*** Input material ***

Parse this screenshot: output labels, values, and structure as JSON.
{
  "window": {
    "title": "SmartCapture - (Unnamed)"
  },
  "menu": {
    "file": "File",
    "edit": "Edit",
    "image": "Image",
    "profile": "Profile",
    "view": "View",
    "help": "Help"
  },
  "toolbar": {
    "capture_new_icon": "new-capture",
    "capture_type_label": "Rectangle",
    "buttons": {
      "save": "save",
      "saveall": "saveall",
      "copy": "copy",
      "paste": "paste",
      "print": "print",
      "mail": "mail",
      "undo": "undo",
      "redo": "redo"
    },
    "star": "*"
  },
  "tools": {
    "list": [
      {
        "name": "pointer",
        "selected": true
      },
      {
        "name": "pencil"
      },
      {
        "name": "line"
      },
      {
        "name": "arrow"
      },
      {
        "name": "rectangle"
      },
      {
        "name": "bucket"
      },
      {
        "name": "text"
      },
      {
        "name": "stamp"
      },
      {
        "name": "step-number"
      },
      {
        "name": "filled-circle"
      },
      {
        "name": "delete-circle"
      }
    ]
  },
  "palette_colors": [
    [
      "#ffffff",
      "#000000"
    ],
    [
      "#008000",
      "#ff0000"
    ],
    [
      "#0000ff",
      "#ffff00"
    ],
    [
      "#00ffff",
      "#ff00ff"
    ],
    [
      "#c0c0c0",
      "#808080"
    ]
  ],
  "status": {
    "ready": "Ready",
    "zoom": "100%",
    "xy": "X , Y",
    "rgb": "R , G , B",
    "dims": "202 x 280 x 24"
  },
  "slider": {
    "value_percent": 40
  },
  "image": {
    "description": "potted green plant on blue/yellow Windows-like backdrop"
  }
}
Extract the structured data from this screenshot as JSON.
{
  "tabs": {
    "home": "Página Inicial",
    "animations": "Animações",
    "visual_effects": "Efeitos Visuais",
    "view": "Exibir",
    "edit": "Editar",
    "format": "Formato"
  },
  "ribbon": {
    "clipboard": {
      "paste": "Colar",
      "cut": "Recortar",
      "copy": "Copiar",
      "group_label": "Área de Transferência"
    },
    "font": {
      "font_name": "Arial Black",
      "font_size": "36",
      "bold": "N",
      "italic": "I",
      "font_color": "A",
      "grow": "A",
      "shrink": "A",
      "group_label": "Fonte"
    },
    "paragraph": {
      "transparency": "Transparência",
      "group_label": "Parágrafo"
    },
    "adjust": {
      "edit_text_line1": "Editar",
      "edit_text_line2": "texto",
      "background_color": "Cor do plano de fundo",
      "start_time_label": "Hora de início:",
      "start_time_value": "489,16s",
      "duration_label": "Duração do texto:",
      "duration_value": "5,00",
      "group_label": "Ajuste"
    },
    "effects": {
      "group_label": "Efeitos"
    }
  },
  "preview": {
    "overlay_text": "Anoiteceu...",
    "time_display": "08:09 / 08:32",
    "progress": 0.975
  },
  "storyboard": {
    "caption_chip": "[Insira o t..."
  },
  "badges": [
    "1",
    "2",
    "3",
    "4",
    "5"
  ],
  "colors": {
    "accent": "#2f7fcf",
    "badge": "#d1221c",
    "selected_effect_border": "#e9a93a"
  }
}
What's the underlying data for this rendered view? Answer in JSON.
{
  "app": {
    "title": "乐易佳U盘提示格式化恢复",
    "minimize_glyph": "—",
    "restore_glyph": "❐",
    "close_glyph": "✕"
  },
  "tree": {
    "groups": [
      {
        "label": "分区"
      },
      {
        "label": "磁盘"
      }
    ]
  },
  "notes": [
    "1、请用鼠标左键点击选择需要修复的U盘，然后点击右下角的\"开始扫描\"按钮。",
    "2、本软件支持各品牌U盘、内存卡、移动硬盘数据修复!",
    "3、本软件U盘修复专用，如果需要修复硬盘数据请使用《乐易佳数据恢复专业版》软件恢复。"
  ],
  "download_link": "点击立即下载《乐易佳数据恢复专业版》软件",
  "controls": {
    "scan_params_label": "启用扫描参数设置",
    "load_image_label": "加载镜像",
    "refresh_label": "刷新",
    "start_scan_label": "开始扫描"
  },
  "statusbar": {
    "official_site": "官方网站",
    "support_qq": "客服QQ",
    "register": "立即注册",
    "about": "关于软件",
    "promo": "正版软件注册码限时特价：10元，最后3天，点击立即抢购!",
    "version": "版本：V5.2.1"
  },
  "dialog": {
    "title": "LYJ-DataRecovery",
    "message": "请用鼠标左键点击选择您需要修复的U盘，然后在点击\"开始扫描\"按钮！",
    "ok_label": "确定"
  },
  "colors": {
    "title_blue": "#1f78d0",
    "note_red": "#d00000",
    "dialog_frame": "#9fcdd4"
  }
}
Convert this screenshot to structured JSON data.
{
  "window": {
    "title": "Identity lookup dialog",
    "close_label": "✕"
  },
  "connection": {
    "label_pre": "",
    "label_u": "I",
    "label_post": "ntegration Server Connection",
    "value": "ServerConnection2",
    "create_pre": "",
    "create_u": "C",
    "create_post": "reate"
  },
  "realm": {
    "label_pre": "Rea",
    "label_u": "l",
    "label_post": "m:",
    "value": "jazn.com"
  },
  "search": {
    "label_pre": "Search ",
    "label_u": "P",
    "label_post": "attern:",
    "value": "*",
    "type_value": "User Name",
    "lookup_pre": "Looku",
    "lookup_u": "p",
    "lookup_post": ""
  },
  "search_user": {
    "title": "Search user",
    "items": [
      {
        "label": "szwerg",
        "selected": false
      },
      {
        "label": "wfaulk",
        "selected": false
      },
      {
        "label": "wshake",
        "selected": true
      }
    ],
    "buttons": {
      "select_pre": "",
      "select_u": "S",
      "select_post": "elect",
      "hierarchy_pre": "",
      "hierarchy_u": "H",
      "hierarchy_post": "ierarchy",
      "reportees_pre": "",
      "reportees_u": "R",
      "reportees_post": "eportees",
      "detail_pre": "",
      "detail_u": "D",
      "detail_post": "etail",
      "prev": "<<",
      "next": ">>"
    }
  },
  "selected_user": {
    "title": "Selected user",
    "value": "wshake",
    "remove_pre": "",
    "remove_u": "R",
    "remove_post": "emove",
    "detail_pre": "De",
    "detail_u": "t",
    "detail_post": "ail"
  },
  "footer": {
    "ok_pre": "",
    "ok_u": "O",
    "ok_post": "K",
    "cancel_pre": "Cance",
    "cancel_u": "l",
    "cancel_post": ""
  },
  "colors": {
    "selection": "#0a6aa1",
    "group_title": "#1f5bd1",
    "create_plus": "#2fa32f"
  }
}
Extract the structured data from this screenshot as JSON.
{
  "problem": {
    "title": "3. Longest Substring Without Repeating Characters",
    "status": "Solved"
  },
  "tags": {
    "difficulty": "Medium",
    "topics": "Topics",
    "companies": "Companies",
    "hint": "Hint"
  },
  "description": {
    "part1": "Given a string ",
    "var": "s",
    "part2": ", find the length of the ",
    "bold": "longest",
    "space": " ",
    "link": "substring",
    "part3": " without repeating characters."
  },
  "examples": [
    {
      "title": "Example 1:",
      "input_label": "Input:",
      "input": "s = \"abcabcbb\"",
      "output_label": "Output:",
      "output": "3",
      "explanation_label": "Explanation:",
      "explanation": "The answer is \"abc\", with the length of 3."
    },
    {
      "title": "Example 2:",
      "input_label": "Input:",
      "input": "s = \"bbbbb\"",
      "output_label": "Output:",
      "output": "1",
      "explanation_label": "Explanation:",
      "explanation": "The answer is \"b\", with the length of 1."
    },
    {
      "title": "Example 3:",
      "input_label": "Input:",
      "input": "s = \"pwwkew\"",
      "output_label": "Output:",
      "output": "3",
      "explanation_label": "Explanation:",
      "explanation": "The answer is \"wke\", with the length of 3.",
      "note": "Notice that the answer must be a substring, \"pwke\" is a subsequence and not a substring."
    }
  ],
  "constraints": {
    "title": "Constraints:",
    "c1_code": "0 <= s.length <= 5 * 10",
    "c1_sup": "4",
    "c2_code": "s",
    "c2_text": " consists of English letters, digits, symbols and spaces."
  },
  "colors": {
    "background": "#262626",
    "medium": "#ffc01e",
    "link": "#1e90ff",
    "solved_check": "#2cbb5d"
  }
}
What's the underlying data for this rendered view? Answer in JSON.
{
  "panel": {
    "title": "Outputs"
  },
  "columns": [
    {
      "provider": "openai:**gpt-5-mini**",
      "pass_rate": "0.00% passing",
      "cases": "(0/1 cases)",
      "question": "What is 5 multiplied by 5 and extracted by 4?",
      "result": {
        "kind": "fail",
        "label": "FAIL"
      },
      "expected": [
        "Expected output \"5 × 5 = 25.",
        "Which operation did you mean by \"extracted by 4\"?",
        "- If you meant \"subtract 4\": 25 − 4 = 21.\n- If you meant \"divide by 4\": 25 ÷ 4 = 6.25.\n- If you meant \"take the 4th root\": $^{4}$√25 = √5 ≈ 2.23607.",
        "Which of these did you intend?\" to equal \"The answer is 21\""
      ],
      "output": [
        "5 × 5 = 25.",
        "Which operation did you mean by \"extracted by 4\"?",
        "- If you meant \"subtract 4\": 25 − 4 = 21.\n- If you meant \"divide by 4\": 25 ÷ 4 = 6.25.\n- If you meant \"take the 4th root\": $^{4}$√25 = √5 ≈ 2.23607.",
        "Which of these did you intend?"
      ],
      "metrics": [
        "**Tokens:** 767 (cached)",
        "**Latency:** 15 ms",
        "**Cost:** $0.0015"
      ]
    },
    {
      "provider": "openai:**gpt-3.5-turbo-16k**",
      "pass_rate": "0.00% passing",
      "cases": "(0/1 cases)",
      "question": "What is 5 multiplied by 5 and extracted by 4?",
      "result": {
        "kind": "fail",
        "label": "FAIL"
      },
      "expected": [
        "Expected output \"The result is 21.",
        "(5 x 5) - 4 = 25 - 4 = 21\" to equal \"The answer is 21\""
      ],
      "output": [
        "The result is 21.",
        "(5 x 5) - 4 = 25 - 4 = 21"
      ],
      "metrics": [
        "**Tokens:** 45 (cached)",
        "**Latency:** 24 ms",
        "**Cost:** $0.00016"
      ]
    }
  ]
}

***

Search the records for the word "circle". Copy every line that has it.

        "name": "filled-circle"
        "name": "delete-circle"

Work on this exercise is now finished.